> Excerpt:
When you interact with people who work in the service industries it is likely
that you will encounter the appearance of manners.
The appearance of manners has no substance.
Such manners are merely a
professional job requirement.
They represent a superficial act: a formality.
Insincerity
Phoney behaviour is insincere.
It has no integrity.
Protocol is a shield that people hide behind. It enables them to wear a mask and
play a part.
Consideration
Real manners stem from sensitivity, respect and consideration.
They are not something you can learn by rote.
Addressing the instructor
The term 'sifu' is similar in some ways to the Japanese title 'sensei'.
A sensei is a
black belt exponent of at least 3rd
dan (sandan).
Sensei teaches the class.
Sifu
is the correct form of address when talking to the founder of a tai chi
class.
Gratitude
In thanking somebody, be direct and honest.
But do not make too much of
your gratitude.
If you fuss, you may embarrass the giver and your gratitude will seem
insincere. A pantomime.
Earnest behaviour is always best.
Make your thanks brief and meaningful.
The problem with rudeness
Modern people often take others for granted. In fact, it is perhaps the
norm.
There is an Asian saying: "One face for giving and
one face for taking".
This applies nicely.
The danger with being friendly only when you want something is that the giver
soon notices... and pretty soon begins to withdraw.
Subtly, but over time, quite noticeably.
Tact
What is 'tact'?
It is the art of avoiding offence.
Tact is a hard quality to cultivate.

> Record set:
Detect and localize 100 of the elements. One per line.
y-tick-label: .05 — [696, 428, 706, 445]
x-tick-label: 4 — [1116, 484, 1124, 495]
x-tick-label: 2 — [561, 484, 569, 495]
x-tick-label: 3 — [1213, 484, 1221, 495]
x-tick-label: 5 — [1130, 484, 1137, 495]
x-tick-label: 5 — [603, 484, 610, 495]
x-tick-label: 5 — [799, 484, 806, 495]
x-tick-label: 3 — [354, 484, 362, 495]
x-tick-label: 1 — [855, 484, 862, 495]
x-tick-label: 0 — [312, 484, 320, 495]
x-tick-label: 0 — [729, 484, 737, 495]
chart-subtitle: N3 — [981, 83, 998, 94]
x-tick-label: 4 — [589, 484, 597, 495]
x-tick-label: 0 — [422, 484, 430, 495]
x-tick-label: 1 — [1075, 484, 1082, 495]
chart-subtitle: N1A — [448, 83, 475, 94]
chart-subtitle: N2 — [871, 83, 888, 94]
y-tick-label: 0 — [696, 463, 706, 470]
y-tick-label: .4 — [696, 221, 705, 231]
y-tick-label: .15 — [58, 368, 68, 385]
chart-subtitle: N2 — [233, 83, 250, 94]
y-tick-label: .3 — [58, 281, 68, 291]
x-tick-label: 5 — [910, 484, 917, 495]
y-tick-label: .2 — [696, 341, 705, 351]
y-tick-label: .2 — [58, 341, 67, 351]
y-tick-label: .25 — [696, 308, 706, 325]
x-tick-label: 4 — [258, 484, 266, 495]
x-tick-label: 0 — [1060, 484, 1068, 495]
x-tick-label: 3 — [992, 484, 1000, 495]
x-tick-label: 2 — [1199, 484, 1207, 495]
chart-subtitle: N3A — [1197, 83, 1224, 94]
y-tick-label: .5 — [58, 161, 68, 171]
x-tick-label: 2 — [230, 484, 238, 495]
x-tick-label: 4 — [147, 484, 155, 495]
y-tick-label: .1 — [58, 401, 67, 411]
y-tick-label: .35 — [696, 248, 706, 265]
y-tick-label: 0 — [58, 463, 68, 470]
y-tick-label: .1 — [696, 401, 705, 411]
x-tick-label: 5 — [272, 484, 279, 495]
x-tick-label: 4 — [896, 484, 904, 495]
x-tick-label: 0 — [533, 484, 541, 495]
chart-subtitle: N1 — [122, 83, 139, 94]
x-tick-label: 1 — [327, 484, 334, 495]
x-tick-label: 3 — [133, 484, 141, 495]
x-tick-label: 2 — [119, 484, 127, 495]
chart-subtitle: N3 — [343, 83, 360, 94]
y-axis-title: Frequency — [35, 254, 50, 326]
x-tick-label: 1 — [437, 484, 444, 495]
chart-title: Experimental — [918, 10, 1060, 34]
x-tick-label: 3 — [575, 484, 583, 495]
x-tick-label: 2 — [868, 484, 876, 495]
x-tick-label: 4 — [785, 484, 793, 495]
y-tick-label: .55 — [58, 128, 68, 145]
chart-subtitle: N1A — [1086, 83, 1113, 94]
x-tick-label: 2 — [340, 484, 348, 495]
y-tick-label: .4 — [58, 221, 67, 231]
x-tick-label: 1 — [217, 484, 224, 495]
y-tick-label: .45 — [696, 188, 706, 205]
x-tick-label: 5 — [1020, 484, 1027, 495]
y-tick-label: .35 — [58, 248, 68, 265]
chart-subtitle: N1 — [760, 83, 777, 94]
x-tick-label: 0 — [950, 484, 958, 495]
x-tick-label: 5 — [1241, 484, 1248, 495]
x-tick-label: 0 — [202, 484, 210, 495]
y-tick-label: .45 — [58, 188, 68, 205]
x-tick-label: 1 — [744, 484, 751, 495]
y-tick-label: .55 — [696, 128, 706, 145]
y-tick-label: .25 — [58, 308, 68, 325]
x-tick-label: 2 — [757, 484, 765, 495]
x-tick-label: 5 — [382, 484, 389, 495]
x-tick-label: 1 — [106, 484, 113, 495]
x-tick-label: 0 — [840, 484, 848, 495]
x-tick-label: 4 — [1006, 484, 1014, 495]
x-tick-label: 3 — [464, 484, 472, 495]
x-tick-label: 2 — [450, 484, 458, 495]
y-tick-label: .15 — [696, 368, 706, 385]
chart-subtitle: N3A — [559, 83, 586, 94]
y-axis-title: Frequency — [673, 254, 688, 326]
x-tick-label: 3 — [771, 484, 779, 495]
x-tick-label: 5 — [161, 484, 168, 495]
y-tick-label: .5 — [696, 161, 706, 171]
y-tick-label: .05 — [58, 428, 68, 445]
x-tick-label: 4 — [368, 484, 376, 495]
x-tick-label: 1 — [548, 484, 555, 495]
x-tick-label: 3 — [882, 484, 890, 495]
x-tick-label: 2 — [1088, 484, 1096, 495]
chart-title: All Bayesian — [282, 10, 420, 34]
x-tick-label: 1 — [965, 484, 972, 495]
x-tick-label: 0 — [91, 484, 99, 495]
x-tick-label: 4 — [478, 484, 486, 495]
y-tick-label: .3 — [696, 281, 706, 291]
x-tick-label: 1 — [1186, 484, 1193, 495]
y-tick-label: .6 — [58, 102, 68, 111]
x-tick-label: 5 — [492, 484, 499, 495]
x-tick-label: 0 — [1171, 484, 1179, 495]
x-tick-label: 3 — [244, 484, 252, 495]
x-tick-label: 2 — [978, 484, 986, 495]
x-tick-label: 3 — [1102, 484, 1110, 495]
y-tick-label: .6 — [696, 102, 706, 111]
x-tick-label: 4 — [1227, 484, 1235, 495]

> What you need to do:
1. Answer each question from the excerpt on manners.
(a) What is the correct form of address when talking to the founder of a tai chi class?
(b) What do real manners stem from?
(c) What is tact said to be?
2. Rewrite the excerpt on manners from "Make your thanks" up to and including "quality to cultivate.", replacing "giver" with "donor".
Use only the excerpt on manners to answer.

> Task answers:
1.
(a) Sifu.
(b) Sensitivity, respect and consideration.
(c) The art of avoiding offence.

2.
Make your thanks brief and meaningful.
The problem with rudeness
Modern people often take others for granted. In fact, it is perhaps the
norm.
There is an Asian saying: "One face for giving and
one face for taking".
This applies nicely.
The danger with being friendly only when you want something is that the donor
soon notices... and pretty soon begins to withdraw.
Subtly, but over time, quite noticeably.
Tact
What is 'tact'?
It is the art of avoiding offence.
Tact is a hard quality to cultivate.